What you need to do |
Look at the entries below and reproduce them exactly.

Records supplied |
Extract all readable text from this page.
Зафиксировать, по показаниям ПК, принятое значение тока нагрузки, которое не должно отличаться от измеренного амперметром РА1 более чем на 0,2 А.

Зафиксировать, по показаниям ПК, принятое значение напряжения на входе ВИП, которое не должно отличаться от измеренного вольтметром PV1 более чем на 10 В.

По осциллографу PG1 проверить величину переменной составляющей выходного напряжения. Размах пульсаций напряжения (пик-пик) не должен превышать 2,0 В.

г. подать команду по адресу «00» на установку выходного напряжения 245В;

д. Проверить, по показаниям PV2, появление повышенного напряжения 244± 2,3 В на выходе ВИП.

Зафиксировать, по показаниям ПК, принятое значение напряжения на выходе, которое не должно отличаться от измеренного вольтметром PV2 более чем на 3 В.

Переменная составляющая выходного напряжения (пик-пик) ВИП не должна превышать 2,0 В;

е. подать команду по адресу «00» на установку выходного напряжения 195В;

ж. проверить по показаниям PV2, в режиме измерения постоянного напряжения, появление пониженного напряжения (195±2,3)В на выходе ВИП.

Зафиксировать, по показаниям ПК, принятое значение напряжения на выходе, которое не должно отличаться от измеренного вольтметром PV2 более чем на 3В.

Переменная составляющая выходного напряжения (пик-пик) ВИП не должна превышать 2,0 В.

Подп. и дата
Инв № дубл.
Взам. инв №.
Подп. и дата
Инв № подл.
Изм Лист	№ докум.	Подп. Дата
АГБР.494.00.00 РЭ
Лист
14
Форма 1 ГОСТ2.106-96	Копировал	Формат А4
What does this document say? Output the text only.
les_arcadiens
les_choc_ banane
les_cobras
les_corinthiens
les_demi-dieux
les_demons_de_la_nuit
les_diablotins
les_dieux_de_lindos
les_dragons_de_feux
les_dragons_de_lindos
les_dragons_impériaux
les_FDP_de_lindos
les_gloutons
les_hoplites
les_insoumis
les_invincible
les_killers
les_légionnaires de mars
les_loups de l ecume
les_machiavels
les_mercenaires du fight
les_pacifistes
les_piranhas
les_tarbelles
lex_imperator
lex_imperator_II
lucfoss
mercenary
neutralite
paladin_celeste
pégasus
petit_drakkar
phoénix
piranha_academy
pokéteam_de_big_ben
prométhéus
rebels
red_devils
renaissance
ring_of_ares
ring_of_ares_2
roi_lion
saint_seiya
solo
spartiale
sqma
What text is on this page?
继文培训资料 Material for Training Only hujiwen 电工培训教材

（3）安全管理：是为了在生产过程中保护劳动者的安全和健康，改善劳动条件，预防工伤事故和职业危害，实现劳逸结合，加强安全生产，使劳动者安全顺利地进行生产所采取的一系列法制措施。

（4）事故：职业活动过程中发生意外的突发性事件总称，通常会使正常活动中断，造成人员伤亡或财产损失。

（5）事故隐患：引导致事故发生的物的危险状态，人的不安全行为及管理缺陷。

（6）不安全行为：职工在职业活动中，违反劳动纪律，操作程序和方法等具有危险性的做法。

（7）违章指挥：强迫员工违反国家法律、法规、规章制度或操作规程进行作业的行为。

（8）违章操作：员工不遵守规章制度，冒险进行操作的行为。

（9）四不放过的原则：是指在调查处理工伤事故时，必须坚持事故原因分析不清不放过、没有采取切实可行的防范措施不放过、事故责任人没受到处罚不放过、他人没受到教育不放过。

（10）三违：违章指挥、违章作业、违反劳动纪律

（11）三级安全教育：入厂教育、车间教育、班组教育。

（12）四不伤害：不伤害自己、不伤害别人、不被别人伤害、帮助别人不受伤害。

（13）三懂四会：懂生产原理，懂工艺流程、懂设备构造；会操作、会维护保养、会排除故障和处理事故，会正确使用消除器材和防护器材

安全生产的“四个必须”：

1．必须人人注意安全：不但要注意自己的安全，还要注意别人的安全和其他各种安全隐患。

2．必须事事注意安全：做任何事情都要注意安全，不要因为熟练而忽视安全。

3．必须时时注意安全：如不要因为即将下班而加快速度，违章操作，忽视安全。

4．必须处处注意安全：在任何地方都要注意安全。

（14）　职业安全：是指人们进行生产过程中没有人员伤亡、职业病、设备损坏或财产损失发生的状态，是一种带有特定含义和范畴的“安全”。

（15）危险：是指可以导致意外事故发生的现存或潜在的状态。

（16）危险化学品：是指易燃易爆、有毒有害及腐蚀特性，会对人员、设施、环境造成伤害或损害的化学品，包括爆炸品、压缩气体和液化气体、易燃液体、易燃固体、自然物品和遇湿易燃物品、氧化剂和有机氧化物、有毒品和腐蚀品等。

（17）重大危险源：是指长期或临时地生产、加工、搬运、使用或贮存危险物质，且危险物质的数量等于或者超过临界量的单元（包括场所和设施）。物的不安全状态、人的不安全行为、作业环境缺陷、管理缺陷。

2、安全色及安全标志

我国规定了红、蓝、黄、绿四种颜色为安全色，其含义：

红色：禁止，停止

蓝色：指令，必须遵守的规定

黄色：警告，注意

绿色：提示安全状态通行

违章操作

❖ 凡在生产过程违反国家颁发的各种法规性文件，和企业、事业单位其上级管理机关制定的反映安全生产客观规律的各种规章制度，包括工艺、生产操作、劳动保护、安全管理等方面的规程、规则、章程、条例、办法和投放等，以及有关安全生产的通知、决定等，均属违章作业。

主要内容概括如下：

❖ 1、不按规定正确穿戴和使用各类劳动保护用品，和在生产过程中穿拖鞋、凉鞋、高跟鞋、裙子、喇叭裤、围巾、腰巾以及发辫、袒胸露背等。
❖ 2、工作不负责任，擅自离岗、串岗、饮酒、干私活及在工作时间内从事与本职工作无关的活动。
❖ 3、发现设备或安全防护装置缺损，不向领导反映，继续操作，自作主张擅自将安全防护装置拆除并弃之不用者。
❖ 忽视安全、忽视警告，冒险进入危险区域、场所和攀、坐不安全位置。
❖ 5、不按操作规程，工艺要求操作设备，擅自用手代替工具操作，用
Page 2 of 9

Solution to the problem |
Extract all readable text from this page.
Зафиксировать, по показаниям ПК, принятое значение тока нагрузки, которое не должно отличаться от измеренного амперметром РА1 более чем на 0,2 А.

Зафиксировать, по показаниям ПК, принятое значение напряжения на входе ВИП, которое не должно отличаться от измеренного вольтметром PV1 более чем на 10 В.

По осциллографу PG1 проверить величину переменной составляющей выходного напряжения. Размах пульсаций напряжения (пик-пик) не должен превышать 2,0 В.

г. подать команду по адресу «00» на установку выходного напряжения 245В;

д. Проверить, по показаниям PV2, появление повышенного напряжения 244± 2,3 В на выходе ВИП.

Зафиксировать, по показаниям ПК, принятое значение напряжения на выходе, которое не должно отличаться от измеренного вольтметром PV2 более чем на 3 В.

Переменная составляющая выходного напряжения (пик-пик) ВИП не должна превышать 2,0 В;

е. подать команду по адресу «00» на установку выходного напряжения 195В;

ж. проверить по показаниям PV2, в режиме измерения постоянного напряжения, появление пониженного напряжения (195±2,3)В на выходе ВИП.

Зафиксировать, по показаниям ПК, принятое значение напряжения на выходе, которое не должно отличаться от измеренного вольтметром PV2 более чем на 3В.

Переменная составляющая выходного напряжения (пик-пик) ВИП не должна превышать 2,0 В.

Подп. и дата
Инв № дубл.
Взам. инв №.
Подп. и дата
Инв № подл.
Изм Лист	№ докум.	Подп. Дата
АГБР.494.00.00 РЭ
Лист
14
Форма 1 ГОСТ2.106-96	Копировал	Формат А4
What does this document say? Output the text only.
les_arcadiens
les_choc_ banane
les_cobras
les_corinthiens
les_demi-dieux
les_demons_de_la_nuit
les_diablotins
les_dieux_de_lindos
les_dragons_de_feux
les_dragons_de_lindos
les_dragons_impériaux
les_FDP_de_lindos
les_gloutons
les_hoplites
les_insoumis
les_invincible
les_killers
les_légionnaires de mars
les_loups de l ecume
les_machiavels
les_mercenaires du fight
les_pacifistes
les_piranhas
les_tarbelles
lex_imperator
lex_imperator_II
lucfoss
mercenary
neutralite
paladin_celeste
pégasus
petit_drakkar
phoénix
piranha_academy
pokéteam_de_big_ben
prométhéus
rebels
red_devils
renaissance
ring_of_ares
ring_of_ares_2
roi_lion
saint_seiya
solo
spartiale
sqma
What text is on this page?
继文培训资料 Material for Training Only hujiwen 电工培训教材

（3）安全管理：是为了在生产过程中保护劳动者的安全和健康，改善劳动条件，预防工伤事故和职业危害，实现劳逸结合，加强安全生产，使劳动者安全顺利地进行生产所采取的一系列法制措施。

（4）事故：职业活动过程中发生意外的突发性事件总称，通常会使正常活动中断，造成人员伤亡或财产损失。

（5）事故隐患：引导致事故发生的物的危险状态，人的不安全行为及管理缺陷。

（6）不安全行为：职工在职业活动中，违反劳动纪律，操作程序和方法等具有危险性的做法。

（7）违章指挥：强迫员工违反国家法律、法规、规章制度或操作规程进行作业的行为。

（8）违章操作：员工不遵守规章制度，冒险进行操作的行为。

（9）四不放过的原则：是指在调查处理工伤事故时，必须坚持事故原因分析不清不放过、没有采取切实可行的防范措施不放过、事故责任人没受到处罚不放过、他人没受到教育不放过。

（10）三违：违章指挥、违章作业、违反劳动纪律

（11）三级安全教育：入厂教育、车间教育、班组教育。

（12）四不伤害：不伤害自己、不伤害别人、不被别人伤害、帮助别人不受伤害。

（13）三懂四会：懂生产原理，懂工艺流程、懂设备构造；会操作、会维护保养、会排除故障和处理事故，会正确使用消除器材和防护器材

安全生产的“四个必须”：

1．必须人人注意安全：不但要注意自己的安全，还要注意别人的安全和其他各种安全隐患。

2．必须事事注意安全：做任何事情都要注意安全，不要因为熟练而忽视安全。

3．必须时时注意安全：如不要因为即将下班而加快速度，违章操作，忽视安全。

4．必须处处注意安全：在任何地方都要注意安全。

（14）　职业安全：是指人们进行生产过程中没有人员伤亡、职业病、设备损坏或财产损失发生的状态，是一种带有特定含义和范畴的“安全”。

（15）危险：是指可以导致意外事故发生的现存或潜在的状态。

（16）危险化学品：是指易燃易爆、有毒有害及腐蚀特性，会对人员、设施、环境造成伤害或损害的化学品，包括爆炸品、压缩气体和液化气体、易燃液体、易燃固体、自然物品和遇湿易燃物品、氧化剂和有机氧化物、有毒品和腐蚀品等。

（17）重大危险源：是指长期或临时地生产、加工、搬运、使用或贮存危险物质，且危险物质的数量等于或者超过临界量的单元（包括场所和设施）。物的不安全状态、人的不安全行为、作业环境缺陷、管理缺陷。

2、安全色及安全标志

我国规定了红、蓝、黄、绿四种颜色为安全色，其含义：

红色：禁止，停止

蓝色：指令，必须遵守的规定

黄色：警告，注意

绿色：提示安全状态通行

违章操作

❖ 凡在生产过程违反国家颁发的各种法规性文件，和企业、事业单位其上级管理机关制定的反映安全生产客观规律的各种规章制度，包括工艺、生产操作、劳动保护、安全管理等方面的规程、规则、章程、条例、办法和投放等，以及有关安全生产的通知、决定等，均属违章作业。

主要内容概括如下：

❖ 1、不按规定正确穿戴和使用各类劳动保护用品，和在生产过程中穿拖鞋、凉鞋、高跟鞋、裙子、喇叭裤、围巾、腰巾以及发辫、袒胸露背等。
❖ 2、工作不负责任，擅自离岗、串岗、饮酒、干私活及在工作时间内从事与本职工作无关的活动。
❖ 3、发现设备或安全防护装置缺损，不向领导反映，继续操作，自作主张擅自将安全防护装置拆除并弃之不用者。
❖ 忽视安全、忽视警告，冒险进入危险区域、场所和攀、坐不安全位置。
❖ 5、不按操作规程，工艺要求操作设备，擅自用手代替工具操作，用
Page 2 of 9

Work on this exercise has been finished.